§ EXTRACTED MATERIAL

____

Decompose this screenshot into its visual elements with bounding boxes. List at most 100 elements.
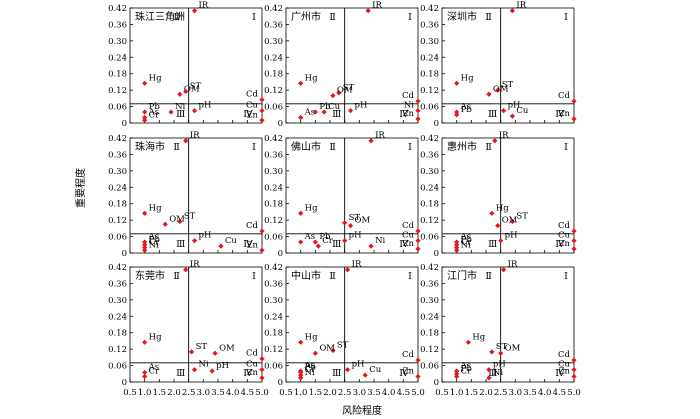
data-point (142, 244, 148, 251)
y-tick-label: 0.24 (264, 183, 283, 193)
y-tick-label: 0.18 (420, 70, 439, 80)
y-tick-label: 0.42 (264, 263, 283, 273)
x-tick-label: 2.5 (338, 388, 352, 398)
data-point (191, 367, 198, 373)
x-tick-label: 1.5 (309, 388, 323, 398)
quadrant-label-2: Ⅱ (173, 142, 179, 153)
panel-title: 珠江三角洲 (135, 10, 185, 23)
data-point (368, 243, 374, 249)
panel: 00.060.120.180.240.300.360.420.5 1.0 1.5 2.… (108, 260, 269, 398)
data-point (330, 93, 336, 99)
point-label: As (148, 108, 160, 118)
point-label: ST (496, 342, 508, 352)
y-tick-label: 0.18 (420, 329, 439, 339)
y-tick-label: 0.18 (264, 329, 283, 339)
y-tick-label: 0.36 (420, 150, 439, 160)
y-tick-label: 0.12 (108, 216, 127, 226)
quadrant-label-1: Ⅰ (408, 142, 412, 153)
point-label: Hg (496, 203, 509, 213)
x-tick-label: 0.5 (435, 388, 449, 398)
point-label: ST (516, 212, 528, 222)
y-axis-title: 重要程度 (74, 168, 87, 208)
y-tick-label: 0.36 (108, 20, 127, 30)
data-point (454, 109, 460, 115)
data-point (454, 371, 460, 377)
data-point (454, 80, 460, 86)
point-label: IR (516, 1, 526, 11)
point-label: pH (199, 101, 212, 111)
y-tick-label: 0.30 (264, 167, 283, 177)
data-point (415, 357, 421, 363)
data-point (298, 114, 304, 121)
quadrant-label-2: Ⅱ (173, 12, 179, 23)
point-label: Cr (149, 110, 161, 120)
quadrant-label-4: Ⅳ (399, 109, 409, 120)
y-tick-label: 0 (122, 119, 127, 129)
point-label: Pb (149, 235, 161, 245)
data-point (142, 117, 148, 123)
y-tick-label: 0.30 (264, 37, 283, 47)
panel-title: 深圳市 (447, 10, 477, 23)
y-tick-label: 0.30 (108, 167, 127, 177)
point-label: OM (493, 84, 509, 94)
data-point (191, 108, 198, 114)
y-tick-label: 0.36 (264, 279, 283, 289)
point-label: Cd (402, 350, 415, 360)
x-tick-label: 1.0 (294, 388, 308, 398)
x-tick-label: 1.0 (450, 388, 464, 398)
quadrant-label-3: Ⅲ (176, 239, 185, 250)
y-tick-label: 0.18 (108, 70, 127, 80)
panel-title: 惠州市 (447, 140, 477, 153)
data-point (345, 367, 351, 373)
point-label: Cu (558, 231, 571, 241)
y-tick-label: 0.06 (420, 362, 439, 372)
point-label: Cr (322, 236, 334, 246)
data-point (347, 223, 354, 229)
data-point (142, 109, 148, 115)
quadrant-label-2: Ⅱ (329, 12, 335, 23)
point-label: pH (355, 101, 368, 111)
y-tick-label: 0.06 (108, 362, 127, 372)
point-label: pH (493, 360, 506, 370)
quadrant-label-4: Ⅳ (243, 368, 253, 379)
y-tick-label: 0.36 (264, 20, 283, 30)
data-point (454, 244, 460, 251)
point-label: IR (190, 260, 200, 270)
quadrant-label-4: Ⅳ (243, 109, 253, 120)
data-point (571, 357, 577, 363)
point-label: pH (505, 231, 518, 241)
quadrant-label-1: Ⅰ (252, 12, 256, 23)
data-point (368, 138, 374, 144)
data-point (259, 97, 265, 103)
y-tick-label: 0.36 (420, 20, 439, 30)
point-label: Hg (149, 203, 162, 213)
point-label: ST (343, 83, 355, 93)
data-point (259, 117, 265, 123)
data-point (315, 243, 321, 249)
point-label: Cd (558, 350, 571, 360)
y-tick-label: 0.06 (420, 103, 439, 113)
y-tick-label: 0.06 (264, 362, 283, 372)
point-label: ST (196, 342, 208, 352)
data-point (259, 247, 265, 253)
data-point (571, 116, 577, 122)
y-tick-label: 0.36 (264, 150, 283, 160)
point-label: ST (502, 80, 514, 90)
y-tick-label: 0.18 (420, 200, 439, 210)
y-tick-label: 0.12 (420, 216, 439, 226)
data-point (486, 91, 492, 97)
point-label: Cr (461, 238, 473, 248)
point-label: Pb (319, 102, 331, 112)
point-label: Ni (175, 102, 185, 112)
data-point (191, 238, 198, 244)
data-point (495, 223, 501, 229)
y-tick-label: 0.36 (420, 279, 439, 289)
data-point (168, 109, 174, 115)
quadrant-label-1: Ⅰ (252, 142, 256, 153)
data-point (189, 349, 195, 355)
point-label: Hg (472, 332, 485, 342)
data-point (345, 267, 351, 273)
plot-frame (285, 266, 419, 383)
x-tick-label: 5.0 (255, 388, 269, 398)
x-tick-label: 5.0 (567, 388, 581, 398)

____

§ PROBLEM
Copy the lines above, switching each "data-point" to "marker" and changing nothing else. Omit the pictures.

§ ANSWER TO THE PROBLEM
Decompose this screenshot into its visual elements with bounding boxes. List at most 100 elements.
marker (142, 244, 148, 251)
y-tick-label: 0.24 (264, 183, 283, 193)
y-tick-label: 0.18 (420, 70, 439, 80)
y-tick-label: 0.42 (264, 263, 283, 273)
x-tick-label: 2.5 (338, 388, 352, 398)
marker (191, 367, 198, 373)
x-tick-label: 1.5 (309, 388, 323, 398)
quadrant-label-2: Ⅱ (173, 142, 179, 153)
panel-title: 珠江三角洲 (135, 10, 185, 23)
marker (368, 243, 374, 249)
panel: 00.060.120.180.240.300.360.420.5 1.0 1.5 2.… (108, 260, 269, 398)
marker (330, 93, 336, 99)
point-label: As (148, 108, 160, 118)
point-label: ST (496, 342, 508, 352)
y-tick-label: 0.18 (420, 329, 439, 339)
y-tick-label: 0.18 (264, 329, 283, 339)
y-tick-label: 0.36 (420, 150, 439, 160)
y-tick-label: 0.12 (108, 216, 127, 226)
quadrant-label-1: Ⅰ (408, 142, 412, 153)
point-label: Hg (496, 203, 509, 213)
x-tick-label: 0.5 (435, 388, 449, 398)
point-label: ST (516, 212, 528, 222)
y-axis-title: 重要程度 (74, 168, 87, 208)
y-tick-label: 0.36 (108, 20, 127, 30)
marker (454, 109, 460, 115)
marker (454, 371, 460, 377)
marker (454, 80, 460, 86)
point-label: IR (516, 1, 526, 11)
point-label: pH (199, 101, 212, 111)
y-tick-label: 0.30 (264, 167, 283, 177)
marker (415, 357, 421, 363)
marker (298, 114, 304, 121)
quadrant-label-2: Ⅱ (173, 12, 179, 23)
point-label: Cr (149, 110, 161, 120)
quadrant-label-4: Ⅳ (399, 109, 409, 120)
y-tick-label: 0 (122, 119, 127, 129)
point-label: Pb (149, 235, 161, 245)
marker (142, 117, 148, 123)
y-tick-label: 0.30 (264, 37, 283, 47)
panel-title: 深圳市 (447, 10, 477, 23)
y-tick-label: 0.30 (108, 167, 127, 177)
point-label: OM (493, 84, 509, 94)
marker (191, 108, 198, 114)
y-tick-label: 0.36 (264, 279, 283, 289)
point-label: Cd (402, 350, 415, 360)
x-tick-label: 1.0 (294, 388, 308, 398)
x-tick-label: 1.0 (450, 388, 464, 398)
quadrant-label-3: Ⅲ (176, 239, 185, 250)
y-tick-label: 0.18 (108, 70, 127, 80)
panel-title: 惠州市 (447, 140, 477, 153)
marker (345, 367, 351, 373)
point-label: Cu (558, 231, 571, 241)
y-tick-label: 0.06 (420, 362, 439, 372)
point-label: Cr (322, 236, 334, 246)
marker (347, 223, 354, 229)
marker (142, 109, 148, 115)
quadrant-label-2: Ⅱ (329, 12, 335, 23)
point-label: pH (355, 101, 368, 111)
y-tick-label: 0.06 (108, 362, 127, 372)
point-label: pH (493, 360, 506, 370)
quadrant-label-4: Ⅳ (243, 368, 253, 379)
y-tick-label: 0.36 (264, 20, 283, 30)
marker (454, 244, 460, 251)
point-label: IR (190, 260, 200, 270)
quadrant-label-4: Ⅳ (243, 109, 253, 120)
marker (571, 357, 577, 363)
point-label: pH (505, 231, 518, 241)
quadrant-label-1: Ⅰ (252, 12, 256, 23)
marker (368, 138, 374, 144)
marker (259, 97, 265, 103)
y-tick-label: 0.36 (420, 20, 439, 30)
point-label: Hg (149, 203, 162, 213)
point-label: ST (343, 83, 355, 93)
marker (259, 117, 265, 123)
marker (315, 243, 321, 249)
point-label: Cd (558, 350, 571, 360)
y-tick-label: 0.06 (420, 103, 439, 113)
y-tick-label: 0.06 (264, 362, 283, 372)
point-label: ST (196, 342, 208, 352)
marker (259, 247, 265, 253)
marker (571, 116, 577, 122)
y-tick-label: 0.36 (264, 150, 283, 160)
point-label: ST (502, 80, 514, 90)
y-tick-label: 0.18 (420, 200, 439, 210)
y-tick-label: 0.12 (420, 216, 439, 226)
marker (486, 91, 492, 97)
point-label: Cr (461, 238, 473, 248)
point-label: Pb (319, 102, 331, 112)
point-label: Ni (175, 102, 185, 112)
marker (191, 238, 198, 244)
marker (495, 223, 501, 229)
y-tick-label: 0.36 (420, 279, 439, 289)
marker (168, 109, 174, 115)
quadrant-label-1: Ⅰ (252, 142, 256, 153)
marker (189, 349, 195, 355)
point-label: Hg (472, 332, 485, 342)
marker (345, 267, 351, 273)
plot-frame (285, 266, 419, 383)
x-tick-label: 5.0 (255, 388, 269, 398)
x-tick-label: 5.0 (567, 388, 581, 398)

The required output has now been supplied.